§ Written request
The records below should be written out again, exactly.

(Stored records)

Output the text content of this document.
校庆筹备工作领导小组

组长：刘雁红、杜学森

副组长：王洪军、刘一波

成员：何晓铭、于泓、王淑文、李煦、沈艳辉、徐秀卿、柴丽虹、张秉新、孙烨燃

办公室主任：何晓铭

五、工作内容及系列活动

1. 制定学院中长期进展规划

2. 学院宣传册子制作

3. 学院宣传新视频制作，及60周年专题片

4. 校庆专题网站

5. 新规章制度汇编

§ Solution for this task
Output the text content of this document.
校庆筹备工作领导小组

组长：刘雁红、杜学森

副组长：王洪军、刘一波

成员：何晓铭、于泓、王淑文、李煦、沈艳辉、徐秀卿、柴丽虹、张秉新、孙烨燃

办公室主任：何晓铭

五、工作内容及系列活动

1. 制定学院中长期进展规划

2. 学院宣传册子制作

3. 学院宣传新视频制作，及60周年专题片

4. 校庆专题网站

5. 新规章制度汇编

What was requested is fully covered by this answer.